▶ _Figure record listings_
+---+

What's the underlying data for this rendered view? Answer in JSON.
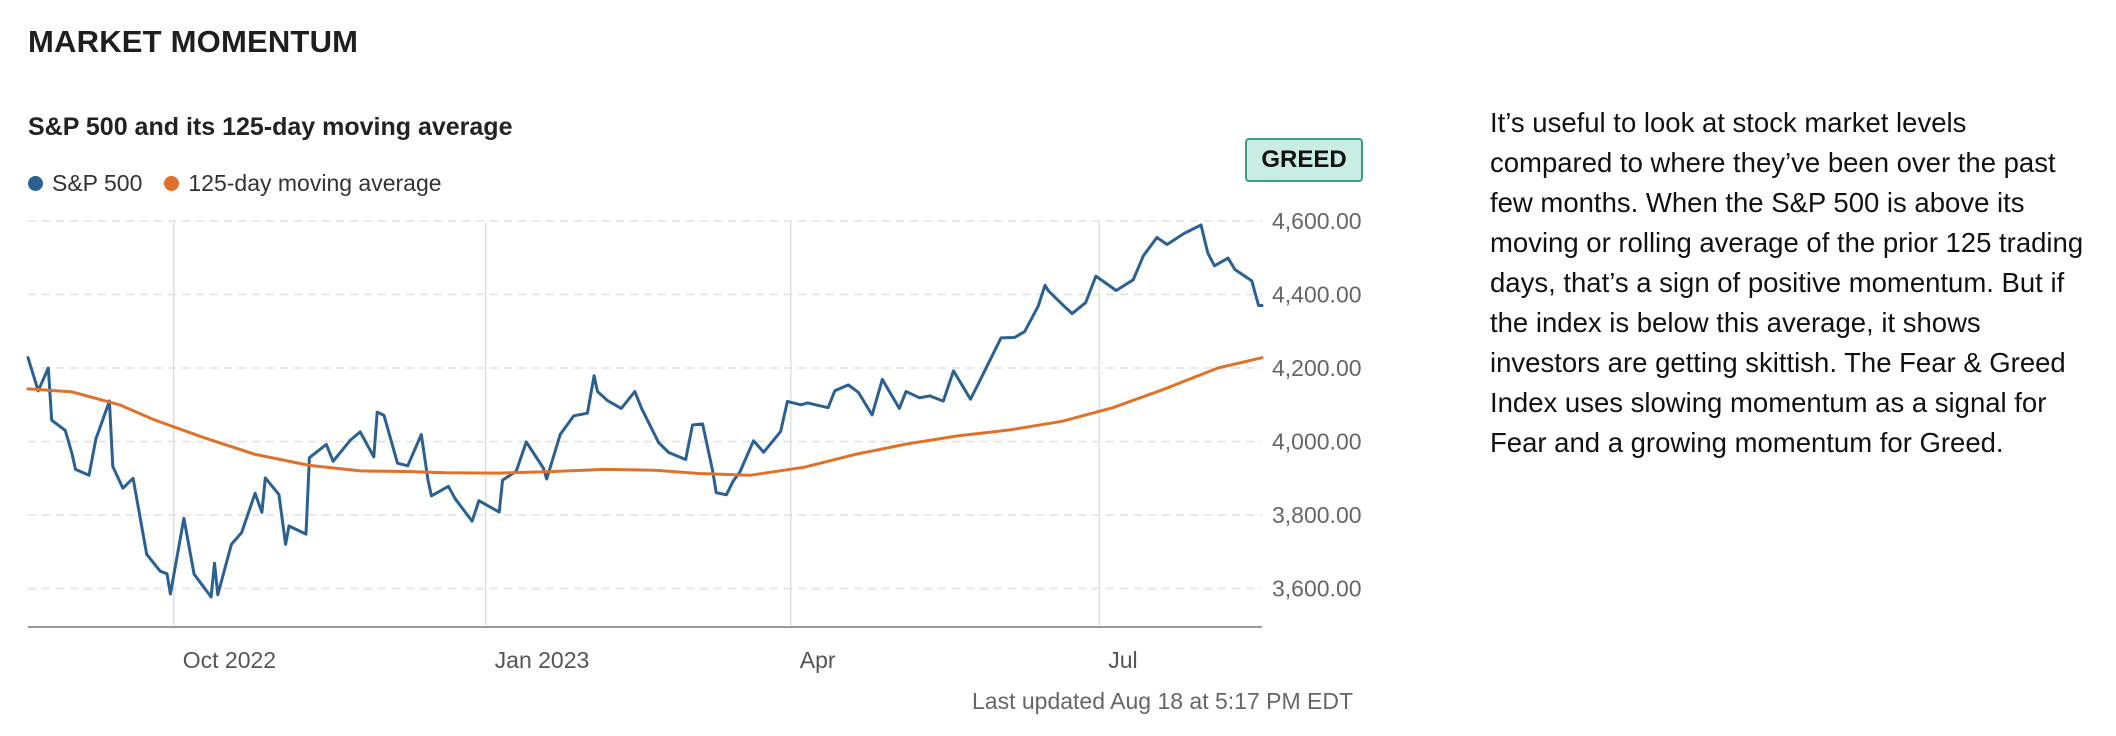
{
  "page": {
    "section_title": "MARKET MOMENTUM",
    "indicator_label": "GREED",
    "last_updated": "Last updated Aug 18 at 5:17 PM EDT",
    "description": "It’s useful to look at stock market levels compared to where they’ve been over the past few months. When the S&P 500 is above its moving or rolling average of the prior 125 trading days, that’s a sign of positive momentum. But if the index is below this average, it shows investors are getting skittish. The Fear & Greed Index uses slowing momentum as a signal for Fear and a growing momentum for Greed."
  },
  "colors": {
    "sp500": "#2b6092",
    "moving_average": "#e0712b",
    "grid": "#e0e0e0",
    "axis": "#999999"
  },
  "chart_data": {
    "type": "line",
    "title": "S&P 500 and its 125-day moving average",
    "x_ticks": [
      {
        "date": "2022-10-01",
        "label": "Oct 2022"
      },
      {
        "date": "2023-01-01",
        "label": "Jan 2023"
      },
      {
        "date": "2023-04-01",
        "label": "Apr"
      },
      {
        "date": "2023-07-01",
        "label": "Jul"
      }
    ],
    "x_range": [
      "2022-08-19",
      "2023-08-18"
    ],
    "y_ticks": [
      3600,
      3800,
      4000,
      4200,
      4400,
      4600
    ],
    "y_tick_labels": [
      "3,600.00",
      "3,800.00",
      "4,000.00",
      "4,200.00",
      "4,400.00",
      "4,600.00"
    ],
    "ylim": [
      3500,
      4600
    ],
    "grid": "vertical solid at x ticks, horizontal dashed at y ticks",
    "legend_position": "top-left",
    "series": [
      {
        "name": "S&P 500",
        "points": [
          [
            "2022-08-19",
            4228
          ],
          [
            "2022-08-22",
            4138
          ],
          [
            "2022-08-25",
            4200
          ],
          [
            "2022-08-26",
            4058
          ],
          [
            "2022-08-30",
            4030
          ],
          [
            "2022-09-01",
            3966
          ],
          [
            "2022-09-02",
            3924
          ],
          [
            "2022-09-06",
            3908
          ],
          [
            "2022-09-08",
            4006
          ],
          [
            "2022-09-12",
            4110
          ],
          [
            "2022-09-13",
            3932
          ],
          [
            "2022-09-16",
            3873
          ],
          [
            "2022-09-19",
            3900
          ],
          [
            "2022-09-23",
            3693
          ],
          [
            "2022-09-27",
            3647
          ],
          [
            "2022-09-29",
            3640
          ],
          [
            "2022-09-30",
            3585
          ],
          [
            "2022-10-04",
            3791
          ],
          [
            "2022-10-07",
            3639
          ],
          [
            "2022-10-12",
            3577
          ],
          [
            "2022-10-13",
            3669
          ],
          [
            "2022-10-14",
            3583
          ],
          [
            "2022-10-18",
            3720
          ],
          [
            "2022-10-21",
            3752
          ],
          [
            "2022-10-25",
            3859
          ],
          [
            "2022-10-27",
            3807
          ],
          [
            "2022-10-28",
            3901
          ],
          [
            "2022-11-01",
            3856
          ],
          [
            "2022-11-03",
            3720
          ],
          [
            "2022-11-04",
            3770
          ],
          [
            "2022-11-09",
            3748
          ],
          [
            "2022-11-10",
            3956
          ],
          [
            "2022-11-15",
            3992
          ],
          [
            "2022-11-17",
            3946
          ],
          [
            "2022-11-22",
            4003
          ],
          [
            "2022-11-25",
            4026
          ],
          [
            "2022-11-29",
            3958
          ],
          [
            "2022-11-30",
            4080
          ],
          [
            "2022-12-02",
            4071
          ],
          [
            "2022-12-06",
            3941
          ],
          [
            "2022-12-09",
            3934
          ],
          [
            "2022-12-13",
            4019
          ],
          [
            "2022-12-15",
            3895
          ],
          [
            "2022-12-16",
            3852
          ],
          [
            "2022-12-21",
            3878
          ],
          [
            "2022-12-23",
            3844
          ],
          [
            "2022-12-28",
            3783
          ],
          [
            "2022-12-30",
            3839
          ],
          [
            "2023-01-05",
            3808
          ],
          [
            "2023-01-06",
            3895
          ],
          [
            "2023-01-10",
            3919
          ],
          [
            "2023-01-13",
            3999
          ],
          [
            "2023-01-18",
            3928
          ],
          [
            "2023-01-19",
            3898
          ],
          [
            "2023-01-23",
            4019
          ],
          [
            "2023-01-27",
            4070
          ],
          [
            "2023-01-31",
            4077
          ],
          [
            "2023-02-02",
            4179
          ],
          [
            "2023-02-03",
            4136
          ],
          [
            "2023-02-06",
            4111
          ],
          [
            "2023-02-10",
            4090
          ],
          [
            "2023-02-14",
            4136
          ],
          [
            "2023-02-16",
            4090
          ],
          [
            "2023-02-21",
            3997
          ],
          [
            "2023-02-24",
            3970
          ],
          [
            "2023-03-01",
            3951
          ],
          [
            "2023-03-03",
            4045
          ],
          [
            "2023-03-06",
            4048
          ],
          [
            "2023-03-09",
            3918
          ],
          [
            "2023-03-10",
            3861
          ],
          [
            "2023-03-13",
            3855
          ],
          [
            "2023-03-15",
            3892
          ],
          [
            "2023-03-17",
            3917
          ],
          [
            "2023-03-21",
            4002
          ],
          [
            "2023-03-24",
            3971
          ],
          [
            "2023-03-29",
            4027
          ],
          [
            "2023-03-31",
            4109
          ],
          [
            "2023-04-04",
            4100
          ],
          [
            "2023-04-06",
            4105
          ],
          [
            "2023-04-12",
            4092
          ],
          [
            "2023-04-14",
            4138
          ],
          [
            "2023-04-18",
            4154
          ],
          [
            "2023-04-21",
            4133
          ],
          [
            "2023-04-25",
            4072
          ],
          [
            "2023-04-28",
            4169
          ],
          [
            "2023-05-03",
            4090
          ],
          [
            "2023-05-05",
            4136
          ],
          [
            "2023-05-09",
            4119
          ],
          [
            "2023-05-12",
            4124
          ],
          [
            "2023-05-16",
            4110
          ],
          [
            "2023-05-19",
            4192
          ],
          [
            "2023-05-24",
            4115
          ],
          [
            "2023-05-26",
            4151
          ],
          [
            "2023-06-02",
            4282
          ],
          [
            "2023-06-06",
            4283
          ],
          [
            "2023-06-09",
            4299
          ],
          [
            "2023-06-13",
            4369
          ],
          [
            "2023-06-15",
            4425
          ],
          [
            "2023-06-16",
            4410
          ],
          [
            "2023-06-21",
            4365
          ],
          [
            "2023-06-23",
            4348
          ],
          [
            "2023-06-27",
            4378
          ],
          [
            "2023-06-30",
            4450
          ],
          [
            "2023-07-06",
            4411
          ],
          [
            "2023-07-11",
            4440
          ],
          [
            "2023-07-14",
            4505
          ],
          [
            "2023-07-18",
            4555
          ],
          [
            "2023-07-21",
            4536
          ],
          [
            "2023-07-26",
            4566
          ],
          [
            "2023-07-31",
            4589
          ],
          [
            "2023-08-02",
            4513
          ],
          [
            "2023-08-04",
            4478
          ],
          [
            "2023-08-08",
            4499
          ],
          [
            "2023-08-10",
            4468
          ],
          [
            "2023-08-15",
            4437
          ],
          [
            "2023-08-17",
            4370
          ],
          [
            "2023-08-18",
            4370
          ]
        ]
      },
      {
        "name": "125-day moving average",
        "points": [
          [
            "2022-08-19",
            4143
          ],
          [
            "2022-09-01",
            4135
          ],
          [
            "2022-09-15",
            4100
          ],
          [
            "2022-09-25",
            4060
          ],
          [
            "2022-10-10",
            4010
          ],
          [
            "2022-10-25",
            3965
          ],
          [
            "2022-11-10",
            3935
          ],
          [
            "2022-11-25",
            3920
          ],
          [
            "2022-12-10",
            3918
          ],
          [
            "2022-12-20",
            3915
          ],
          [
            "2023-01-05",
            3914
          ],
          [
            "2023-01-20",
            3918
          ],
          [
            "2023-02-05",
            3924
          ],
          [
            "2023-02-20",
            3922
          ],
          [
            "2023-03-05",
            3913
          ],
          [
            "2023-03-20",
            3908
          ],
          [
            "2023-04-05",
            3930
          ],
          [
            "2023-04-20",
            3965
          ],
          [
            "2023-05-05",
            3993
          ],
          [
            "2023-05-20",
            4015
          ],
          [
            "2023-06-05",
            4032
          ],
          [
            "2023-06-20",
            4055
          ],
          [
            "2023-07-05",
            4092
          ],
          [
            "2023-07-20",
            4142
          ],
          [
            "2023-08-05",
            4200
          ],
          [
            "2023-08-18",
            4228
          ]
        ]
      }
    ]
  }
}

+---+

▶ _TASK DESCRIPTION_
Looking at the entries above, how many lines contain the word "grid"? Answer with the number alone.

▶ _RESULT BELOW_
2